__The task__. How many lines in the entries below contain "image"? Answer with the number only.

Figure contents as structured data
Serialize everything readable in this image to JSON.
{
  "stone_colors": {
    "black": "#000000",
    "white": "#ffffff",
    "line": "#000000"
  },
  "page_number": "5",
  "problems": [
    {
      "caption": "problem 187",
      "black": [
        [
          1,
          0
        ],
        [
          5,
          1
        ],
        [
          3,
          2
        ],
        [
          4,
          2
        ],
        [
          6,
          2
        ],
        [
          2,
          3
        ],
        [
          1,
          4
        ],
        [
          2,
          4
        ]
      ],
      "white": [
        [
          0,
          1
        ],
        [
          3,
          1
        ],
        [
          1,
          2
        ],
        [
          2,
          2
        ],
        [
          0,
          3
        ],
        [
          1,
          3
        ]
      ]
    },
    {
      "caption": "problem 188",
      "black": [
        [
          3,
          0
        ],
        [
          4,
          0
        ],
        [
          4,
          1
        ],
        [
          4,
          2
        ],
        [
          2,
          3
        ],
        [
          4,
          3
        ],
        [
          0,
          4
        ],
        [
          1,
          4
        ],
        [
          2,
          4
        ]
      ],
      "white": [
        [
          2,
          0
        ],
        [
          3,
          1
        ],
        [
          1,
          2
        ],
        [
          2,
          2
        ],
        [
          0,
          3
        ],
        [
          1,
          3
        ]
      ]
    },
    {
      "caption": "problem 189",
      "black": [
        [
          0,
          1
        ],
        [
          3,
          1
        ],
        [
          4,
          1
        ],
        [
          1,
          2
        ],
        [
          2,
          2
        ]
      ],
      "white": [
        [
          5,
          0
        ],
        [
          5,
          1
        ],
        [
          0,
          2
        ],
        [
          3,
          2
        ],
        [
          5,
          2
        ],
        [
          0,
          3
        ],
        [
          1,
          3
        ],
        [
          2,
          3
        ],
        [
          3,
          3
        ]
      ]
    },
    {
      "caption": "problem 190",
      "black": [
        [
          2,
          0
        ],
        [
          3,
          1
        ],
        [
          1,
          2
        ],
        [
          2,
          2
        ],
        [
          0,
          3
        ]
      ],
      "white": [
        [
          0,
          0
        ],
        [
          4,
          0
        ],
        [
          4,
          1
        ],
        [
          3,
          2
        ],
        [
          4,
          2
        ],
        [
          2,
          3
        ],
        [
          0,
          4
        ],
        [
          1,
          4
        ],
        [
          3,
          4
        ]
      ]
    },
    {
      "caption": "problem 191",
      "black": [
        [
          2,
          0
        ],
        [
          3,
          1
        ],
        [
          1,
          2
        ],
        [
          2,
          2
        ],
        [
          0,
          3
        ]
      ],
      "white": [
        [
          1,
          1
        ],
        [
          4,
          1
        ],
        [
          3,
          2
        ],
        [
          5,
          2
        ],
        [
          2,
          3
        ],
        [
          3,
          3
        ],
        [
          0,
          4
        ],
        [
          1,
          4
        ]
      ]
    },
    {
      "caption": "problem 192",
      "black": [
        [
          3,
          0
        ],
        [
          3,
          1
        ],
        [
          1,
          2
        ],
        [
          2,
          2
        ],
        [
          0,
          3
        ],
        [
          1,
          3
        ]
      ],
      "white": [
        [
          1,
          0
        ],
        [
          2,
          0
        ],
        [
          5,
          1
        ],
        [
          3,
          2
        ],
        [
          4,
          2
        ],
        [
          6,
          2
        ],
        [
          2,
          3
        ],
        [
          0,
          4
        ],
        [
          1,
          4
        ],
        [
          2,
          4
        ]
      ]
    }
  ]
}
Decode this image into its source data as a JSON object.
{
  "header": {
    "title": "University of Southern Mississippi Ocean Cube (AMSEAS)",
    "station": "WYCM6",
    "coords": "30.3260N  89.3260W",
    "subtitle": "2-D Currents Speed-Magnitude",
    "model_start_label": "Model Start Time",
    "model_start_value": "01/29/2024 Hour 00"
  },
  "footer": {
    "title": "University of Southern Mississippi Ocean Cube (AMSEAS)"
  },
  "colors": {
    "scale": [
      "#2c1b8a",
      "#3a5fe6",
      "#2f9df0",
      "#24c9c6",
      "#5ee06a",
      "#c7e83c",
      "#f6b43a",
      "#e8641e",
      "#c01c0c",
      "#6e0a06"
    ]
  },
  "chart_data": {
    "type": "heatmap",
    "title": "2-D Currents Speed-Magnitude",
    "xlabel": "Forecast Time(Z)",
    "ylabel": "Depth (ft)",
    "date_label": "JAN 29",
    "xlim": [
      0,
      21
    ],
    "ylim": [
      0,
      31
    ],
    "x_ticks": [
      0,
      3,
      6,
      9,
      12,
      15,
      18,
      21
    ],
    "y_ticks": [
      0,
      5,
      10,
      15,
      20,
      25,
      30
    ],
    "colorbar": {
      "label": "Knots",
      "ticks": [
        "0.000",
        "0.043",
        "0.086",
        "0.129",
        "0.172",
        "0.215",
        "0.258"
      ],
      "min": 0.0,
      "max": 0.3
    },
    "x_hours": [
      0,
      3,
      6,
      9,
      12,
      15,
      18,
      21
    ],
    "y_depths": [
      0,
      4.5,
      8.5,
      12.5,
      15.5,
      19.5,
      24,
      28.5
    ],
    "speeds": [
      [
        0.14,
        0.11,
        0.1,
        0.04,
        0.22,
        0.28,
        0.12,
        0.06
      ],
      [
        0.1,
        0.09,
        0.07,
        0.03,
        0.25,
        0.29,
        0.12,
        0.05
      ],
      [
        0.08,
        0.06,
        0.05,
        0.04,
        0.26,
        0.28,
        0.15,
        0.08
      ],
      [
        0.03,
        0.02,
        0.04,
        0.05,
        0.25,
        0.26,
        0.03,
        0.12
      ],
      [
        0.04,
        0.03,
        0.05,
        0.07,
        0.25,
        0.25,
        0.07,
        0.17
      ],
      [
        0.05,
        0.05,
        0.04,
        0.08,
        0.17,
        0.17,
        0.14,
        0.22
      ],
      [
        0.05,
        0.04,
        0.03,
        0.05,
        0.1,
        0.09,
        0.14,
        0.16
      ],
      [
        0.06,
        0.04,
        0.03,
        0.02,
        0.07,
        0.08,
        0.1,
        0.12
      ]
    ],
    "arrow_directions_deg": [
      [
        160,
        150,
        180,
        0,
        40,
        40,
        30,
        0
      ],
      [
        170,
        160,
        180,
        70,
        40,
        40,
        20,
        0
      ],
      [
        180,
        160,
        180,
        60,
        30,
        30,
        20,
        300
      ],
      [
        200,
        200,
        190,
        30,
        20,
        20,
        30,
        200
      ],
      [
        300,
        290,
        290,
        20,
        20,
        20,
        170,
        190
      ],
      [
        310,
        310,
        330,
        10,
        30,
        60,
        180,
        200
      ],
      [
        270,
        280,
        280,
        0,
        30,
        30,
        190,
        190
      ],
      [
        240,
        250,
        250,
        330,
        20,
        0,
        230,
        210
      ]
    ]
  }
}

__Answer for this exercise__. 2